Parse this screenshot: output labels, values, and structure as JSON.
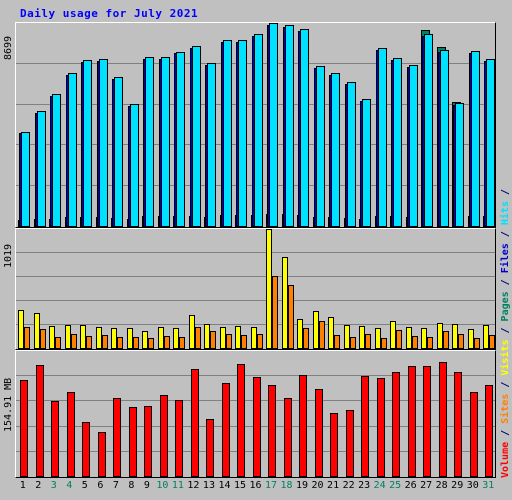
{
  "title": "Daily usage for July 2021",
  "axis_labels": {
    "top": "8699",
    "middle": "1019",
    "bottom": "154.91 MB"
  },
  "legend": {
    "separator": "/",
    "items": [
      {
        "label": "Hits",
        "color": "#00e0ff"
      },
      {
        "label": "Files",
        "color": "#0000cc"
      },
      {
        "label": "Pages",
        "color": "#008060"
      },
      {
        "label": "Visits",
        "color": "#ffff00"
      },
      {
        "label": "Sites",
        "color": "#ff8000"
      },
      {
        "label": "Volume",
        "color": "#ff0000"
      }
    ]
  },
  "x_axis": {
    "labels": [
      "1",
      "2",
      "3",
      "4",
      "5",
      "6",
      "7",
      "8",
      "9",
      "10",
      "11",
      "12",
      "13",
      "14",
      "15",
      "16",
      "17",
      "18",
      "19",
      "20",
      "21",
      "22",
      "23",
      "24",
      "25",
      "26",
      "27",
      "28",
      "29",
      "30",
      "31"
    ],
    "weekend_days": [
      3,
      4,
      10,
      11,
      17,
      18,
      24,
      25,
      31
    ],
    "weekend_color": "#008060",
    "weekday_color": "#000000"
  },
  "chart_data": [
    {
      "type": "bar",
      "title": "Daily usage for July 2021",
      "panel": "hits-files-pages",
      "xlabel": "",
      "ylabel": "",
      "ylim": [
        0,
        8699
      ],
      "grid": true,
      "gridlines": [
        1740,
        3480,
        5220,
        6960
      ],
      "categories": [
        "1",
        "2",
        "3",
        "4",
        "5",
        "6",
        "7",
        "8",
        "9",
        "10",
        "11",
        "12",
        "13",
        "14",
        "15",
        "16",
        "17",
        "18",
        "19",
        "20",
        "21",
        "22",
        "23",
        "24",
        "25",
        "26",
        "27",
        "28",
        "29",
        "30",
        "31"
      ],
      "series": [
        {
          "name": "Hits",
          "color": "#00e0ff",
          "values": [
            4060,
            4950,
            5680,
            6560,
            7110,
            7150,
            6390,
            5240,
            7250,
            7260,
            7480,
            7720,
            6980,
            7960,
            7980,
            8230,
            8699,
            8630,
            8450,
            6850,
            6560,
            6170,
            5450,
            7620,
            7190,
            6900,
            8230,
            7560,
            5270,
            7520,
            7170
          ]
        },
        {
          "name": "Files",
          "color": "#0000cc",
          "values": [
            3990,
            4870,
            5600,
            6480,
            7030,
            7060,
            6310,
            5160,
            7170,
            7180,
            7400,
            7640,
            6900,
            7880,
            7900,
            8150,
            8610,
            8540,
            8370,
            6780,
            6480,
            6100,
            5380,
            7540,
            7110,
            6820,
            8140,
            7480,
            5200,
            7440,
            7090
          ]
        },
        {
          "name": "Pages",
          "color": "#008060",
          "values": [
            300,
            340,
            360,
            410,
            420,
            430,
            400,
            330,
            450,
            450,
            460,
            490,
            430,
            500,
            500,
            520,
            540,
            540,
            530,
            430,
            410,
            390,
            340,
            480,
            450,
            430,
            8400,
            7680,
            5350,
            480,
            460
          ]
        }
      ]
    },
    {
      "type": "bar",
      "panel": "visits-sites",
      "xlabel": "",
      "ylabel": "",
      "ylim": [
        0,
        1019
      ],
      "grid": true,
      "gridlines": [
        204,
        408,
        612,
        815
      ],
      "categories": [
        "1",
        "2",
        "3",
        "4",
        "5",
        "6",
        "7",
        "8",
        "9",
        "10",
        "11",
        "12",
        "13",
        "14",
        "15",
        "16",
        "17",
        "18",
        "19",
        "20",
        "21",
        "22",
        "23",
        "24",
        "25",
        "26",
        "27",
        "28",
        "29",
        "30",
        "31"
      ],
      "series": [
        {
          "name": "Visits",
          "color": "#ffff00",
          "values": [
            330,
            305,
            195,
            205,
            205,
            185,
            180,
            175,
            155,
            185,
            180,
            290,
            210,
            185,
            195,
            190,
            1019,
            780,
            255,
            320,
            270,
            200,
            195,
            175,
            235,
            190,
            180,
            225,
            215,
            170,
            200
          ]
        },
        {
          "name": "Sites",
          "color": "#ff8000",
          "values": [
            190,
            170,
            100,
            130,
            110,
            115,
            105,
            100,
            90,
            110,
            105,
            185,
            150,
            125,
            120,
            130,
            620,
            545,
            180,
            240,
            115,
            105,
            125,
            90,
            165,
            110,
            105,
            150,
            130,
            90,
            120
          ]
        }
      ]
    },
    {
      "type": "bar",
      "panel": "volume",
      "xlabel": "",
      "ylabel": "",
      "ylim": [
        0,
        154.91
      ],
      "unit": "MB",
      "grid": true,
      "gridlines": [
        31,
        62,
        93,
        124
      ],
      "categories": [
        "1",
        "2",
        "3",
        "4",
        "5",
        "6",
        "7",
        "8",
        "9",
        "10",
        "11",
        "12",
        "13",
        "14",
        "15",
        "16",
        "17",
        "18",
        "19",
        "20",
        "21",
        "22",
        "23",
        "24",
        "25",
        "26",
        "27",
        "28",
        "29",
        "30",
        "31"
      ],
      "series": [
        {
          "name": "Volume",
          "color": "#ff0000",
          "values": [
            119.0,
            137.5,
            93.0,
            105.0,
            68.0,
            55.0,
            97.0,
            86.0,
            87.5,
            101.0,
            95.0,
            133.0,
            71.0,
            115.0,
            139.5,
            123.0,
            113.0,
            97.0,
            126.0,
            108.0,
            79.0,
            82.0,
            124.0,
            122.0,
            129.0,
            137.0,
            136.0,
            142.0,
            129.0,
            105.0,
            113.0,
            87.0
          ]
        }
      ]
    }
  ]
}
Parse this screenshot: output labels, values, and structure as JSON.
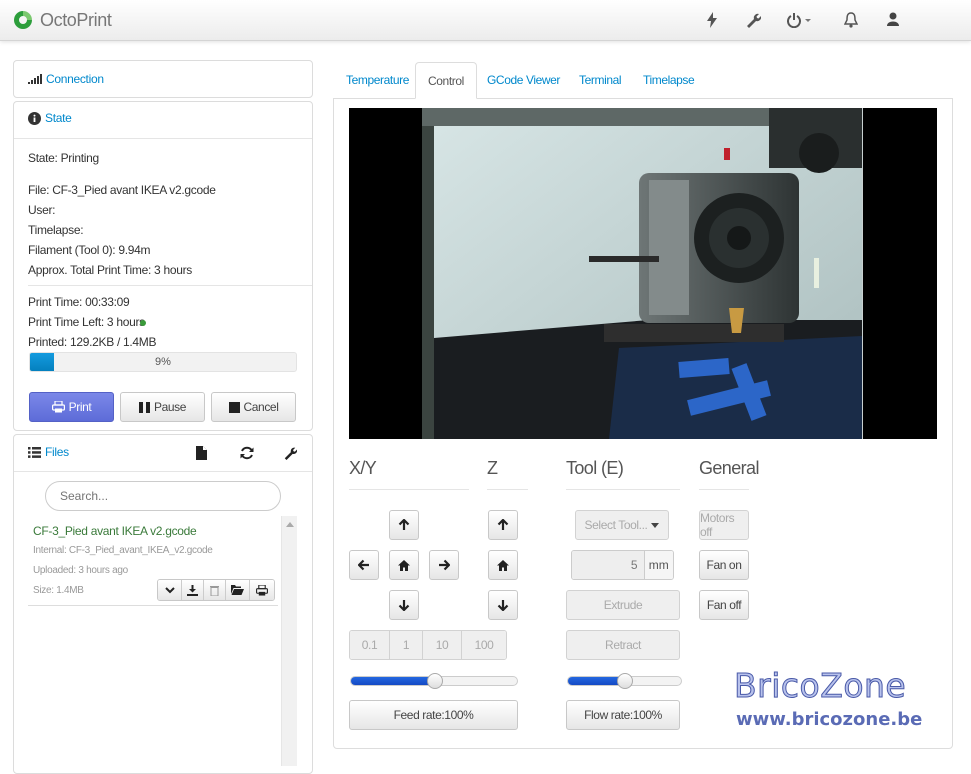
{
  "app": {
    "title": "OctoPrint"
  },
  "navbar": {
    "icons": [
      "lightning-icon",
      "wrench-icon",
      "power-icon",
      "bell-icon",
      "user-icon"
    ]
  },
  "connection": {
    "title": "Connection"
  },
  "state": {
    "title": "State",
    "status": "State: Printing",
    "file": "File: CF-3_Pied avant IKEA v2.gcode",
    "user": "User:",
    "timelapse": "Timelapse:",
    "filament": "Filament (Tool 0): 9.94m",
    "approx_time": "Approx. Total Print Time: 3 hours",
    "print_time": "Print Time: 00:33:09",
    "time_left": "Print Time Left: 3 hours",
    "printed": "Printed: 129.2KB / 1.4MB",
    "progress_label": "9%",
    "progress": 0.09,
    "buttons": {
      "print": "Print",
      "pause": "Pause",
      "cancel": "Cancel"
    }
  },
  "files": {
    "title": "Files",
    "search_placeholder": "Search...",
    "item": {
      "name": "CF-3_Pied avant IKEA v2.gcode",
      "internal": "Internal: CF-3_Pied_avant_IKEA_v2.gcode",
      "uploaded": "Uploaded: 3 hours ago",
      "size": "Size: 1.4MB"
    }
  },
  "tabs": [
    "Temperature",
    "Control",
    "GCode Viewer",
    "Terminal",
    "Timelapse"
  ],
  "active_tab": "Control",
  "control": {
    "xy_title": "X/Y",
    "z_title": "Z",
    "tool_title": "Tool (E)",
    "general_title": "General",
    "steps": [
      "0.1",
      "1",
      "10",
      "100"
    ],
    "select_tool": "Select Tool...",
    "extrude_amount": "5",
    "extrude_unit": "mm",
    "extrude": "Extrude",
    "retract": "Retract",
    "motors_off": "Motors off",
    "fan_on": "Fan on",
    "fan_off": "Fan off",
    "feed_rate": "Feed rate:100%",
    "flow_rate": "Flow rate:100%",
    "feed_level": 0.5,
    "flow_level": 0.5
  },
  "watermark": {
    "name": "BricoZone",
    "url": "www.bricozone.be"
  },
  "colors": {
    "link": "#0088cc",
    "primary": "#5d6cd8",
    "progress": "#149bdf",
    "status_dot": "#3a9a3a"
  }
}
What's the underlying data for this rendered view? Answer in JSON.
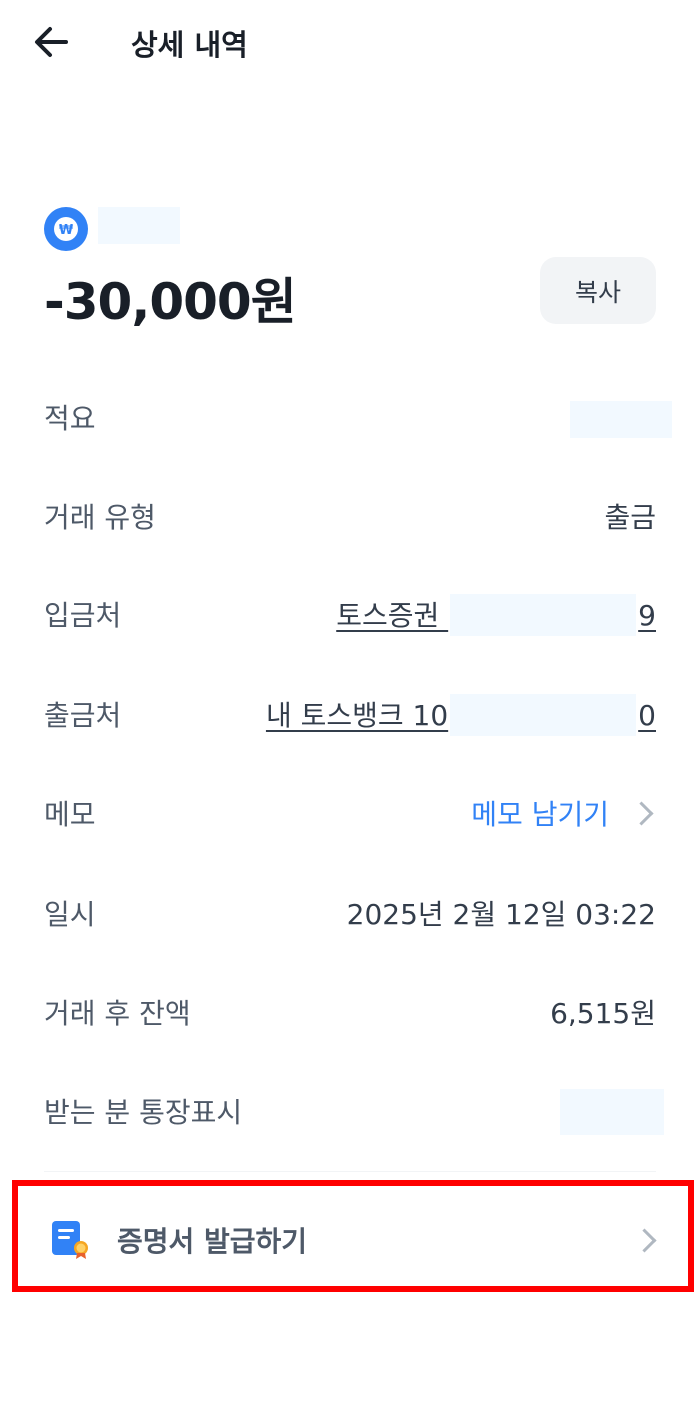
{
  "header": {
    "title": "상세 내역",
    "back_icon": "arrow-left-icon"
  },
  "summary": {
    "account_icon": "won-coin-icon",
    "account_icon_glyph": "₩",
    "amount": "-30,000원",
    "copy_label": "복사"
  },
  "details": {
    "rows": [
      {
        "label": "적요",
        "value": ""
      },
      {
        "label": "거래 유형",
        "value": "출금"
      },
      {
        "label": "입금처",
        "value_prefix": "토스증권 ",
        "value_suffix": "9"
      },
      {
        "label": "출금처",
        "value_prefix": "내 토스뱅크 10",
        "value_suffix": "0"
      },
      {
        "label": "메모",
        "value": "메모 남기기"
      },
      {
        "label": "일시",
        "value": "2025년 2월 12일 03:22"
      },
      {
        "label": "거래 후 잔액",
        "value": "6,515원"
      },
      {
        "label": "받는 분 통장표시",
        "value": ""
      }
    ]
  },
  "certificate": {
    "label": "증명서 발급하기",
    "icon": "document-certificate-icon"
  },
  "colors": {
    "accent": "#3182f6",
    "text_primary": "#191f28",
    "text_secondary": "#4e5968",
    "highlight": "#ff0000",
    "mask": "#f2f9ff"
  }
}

- OBJECTIVE -
Say how many lines in the entries contain the string "hours", and say nothing else.

- FINAL ANSWER -
3